§ PROBLEM DESCRIPTION
Each of the entries should be retyped precisely as it appears.

==*==

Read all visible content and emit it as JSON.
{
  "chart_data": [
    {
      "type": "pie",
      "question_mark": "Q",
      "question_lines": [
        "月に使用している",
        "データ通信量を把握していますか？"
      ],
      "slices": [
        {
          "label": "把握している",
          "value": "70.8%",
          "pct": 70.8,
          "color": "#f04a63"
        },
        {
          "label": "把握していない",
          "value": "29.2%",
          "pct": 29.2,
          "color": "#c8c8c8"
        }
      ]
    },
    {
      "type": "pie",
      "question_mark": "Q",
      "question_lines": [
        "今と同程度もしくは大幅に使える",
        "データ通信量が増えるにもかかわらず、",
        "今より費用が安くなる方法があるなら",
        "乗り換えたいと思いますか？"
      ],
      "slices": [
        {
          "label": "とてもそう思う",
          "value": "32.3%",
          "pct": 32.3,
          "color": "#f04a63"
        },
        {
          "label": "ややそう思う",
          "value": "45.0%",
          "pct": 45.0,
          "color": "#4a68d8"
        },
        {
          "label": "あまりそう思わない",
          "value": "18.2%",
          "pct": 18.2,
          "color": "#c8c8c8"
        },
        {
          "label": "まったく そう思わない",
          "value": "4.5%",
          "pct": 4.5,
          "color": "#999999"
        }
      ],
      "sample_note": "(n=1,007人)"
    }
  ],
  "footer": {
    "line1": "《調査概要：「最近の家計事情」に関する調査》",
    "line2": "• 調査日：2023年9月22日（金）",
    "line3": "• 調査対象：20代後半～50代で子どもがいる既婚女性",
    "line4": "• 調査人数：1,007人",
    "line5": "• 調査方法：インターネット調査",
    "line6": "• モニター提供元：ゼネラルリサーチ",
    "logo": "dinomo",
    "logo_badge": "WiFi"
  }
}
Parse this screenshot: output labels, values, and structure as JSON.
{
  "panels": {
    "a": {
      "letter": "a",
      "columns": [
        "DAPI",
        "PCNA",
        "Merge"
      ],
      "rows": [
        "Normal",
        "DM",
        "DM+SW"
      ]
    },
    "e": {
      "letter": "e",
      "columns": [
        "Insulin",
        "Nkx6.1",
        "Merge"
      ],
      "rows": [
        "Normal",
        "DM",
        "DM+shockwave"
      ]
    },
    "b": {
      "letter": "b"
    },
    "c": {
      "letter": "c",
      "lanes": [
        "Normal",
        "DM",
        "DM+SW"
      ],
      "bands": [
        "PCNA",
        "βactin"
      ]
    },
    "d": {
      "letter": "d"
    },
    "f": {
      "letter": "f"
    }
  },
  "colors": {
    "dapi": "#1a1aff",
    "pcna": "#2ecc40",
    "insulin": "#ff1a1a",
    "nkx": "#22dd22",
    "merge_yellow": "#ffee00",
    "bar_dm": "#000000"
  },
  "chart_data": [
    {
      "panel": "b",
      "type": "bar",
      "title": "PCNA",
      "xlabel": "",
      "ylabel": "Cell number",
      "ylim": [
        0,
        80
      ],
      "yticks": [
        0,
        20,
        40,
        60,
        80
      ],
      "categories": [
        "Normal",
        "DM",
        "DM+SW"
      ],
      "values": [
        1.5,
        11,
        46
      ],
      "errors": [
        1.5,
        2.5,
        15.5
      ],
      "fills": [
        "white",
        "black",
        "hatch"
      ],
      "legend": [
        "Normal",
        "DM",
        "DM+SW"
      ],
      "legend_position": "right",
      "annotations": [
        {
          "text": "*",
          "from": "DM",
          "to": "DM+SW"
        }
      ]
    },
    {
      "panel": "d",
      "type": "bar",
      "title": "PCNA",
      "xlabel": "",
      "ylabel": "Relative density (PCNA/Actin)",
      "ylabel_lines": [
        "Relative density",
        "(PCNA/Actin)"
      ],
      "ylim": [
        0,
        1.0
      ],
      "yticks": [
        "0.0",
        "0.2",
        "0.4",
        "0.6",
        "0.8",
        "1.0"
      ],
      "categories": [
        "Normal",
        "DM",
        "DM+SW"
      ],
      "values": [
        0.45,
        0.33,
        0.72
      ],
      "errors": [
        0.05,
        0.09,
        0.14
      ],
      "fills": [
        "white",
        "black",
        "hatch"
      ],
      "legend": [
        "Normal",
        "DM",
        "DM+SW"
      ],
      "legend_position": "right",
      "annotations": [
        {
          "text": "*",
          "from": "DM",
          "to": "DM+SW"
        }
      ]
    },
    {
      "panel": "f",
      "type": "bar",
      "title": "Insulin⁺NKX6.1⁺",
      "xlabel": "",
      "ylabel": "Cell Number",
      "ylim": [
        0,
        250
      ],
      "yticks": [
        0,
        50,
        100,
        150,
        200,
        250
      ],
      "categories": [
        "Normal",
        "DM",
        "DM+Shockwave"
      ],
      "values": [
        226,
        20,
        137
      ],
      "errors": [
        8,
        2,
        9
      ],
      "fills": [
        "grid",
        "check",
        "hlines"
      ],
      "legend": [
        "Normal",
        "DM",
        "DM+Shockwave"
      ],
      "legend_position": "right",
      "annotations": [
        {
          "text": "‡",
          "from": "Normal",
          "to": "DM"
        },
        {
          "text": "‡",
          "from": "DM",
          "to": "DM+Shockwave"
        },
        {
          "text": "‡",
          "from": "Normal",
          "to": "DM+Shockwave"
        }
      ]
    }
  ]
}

==*==

§ SOLUTION FOR THIS PROBLEM
Read all visible content and emit it as JSON.
{
  "chart_data": [
    {
      "type": "pie",
      "question_mark": "Q",
      "question_lines": [
        "月に使用している",
        "データ通信量を把握していますか？"
      ],
      "slices": [
        {
          "label": "把握している",
          "value": "70.8%",
          "pct": 70.8,
          "color": "#f04a63"
        },
        {
          "label": "把握していない",
          "value": "29.2%",
          "pct": 29.2,
          "color": "#c8c8c8"
        }
      ]
    },
    {
      "type": "pie",
      "question_mark": "Q",
      "question_lines": [
        "今と同程度もしくは大幅に使える",
        "データ通信量が増えるにもかかわらず、",
        "今より費用が安くなる方法があるなら",
        "乗り換えたいと思いますか？"
      ],
      "slices": [
        {
          "label": "とてもそう思う",
          "value": "32.3%",
          "pct": 32.3,
          "color": "#f04a63"
        },
        {
          "label": "ややそう思う",
          "value": "45.0%",
          "pct": 45.0,
          "color": "#4a68d8"
        },
        {
          "label": "あまりそう思わない",
          "value": "18.2%",
          "pct": 18.2,
          "color": "#c8c8c8"
        },
        {
          "label": "まったく そう思わない",
          "value": "4.5%",
          "pct": 4.5,
          "color": "#999999"
        }
      ],
      "sample_note": "(n=1,007人)"
    }
  ],
  "footer": {
    "line1": "《調査概要：「最近の家計事情」に関する調査》",
    "line2": "• 調査日：2023年9月22日（金）",
    "line3": "• 調査対象：20代後半～50代で子どもがいる既婚女性",
    "line4": "• 調査人数：1,007人",
    "line5": "• 調査方法：インターネット調査",
    "line6": "• モニター提供元：ゼネラルリサーチ",
    "logo": "dinomo",
    "logo_badge": "WiFi"
  }
}
Parse this screenshot: output labels, values, and structure as JSON.
{
  "panels": {
    "a": {
      "letter": "a",
      "columns": [
        "DAPI",
        "PCNA",
        "Merge"
      ],
      "rows": [
        "Normal",
        "DM",
        "DM+SW"
      ]
    },
    "e": {
      "letter": "e",
      "columns": [
        "Insulin",
        "Nkx6.1",
        "Merge"
      ],
      "rows": [
        "Normal",
        "DM",
        "DM+shockwave"
      ]
    },
    "b": {
      "letter": "b"
    },
    "c": {
      "letter": "c",
      "lanes": [
        "Normal",
        "DM",
        "DM+SW"
      ],
      "bands": [
        "PCNA",
        "βactin"
      ]
    },
    "d": {
      "letter": "d"
    },
    "f": {
      "letter": "f"
    }
  },
  "colors": {
    "dapi": "#1a1aff",
    "pcna": "#2ecc40",
    "insulin": "#ff1a1a",
    "nkx": "#22dd22",
    "merge_yellow": "#ffee00",
    "bar_dm": "#000000"
  },
  "chart_data": [
    {
      "panel": "b",
      "type": "bar",
      "title": "PCNA",
      "xlabel": "",
      "ylabel": "Cell number",
      "ylim": [
        0,
        80
      ],
      "yticks": [
        0,
        20,
        40,
        60,
        80
      ],
      "categories": [
        "Normal",
        "DM",
        "DM+SW"
      ],
      "values": [
        1.5,
        11,
        46
      ],
      "errors": [
        1.5,
        2.5,
        15.5
      ],
      "fills": [
        "white",
        "black",
        "hatch"
      ],
      "legend": [
        "Normal",
        "DM",
        "DM+SW"
      ],
      "legend_position": "right",
      "annotations": [
        {
          "text": "*",
          "from": "DM",
          "to": "DM+SW"
        }
      ]
    },
    {
      "panel": "d",
      "type": "bar",
      "title": "PCNA",
      "xlabel": "",
      "ylabel": "Relative density (PCNA/Actin)",
      "ylabel_lines": [
        "Relative density",
        "(PCNA/Actin)"
      ],
      "ylim": [
        0,
        1.0
      ],
      "yticks": [
        "0.0",
        "0.2",
        "0.4",
        "0.6",
        "0.8",
        "1.0"
      ],
      "categories": [
        "Normal",
        "DM",
        "DM+SW"
      ],
      "values": [
        0.45,
        0.33,
        0.72
      ],
      "errors": [
        0.05,
        0.09,
        0.14
      ],
      "fills": [
        "white",
        "black",
        "hatch"
      ],
      "legend": [
        "Normal",
        "DM",
        "DM+SW"
      ],
      "legend_position": "right",
      "annotations": [
        {
          "text": "*",
          "from": "DM",
          "to": "DM+SW"
        }
      ]
    },
    {
      "panel": "f",
      "type": "bar",
      "title": "Insulin⁺NKX6.1⁺",
      "xlabel": "",
      "ylabel": "Cell Number",
      "ylim": [
        0,
        250
      ],
      "yticks": [
        0,
        50,
        100,
        150,
        200,
        250
      ],
      "categories": [
        "Normal",
        "DM",
        "DM+Shockwave"
      ],
      "values": [
        226,
        20,
        137
      ],
      "errors": [
        8,
        2,
        9
      ],
      "fills": [
        "grid",
        "check",
        "hlines"
      ],
      "legend": [
        "Normal",
        "DM",
        "DM+Shockwave"
      ],
      "legend_position": "right",
      "annotations": [
        {
          "text": "‡",
          "from": "Normal",
          "to": "DM"
        },
        {
          "text": "‡",
          "from": "DM",
          "to": "DM+Shockwave"
        },
        {
          "text": "‡",
          "from": "Normal",
          "to": "DM+Shockwave"
        }
      ]
    }
  ]
}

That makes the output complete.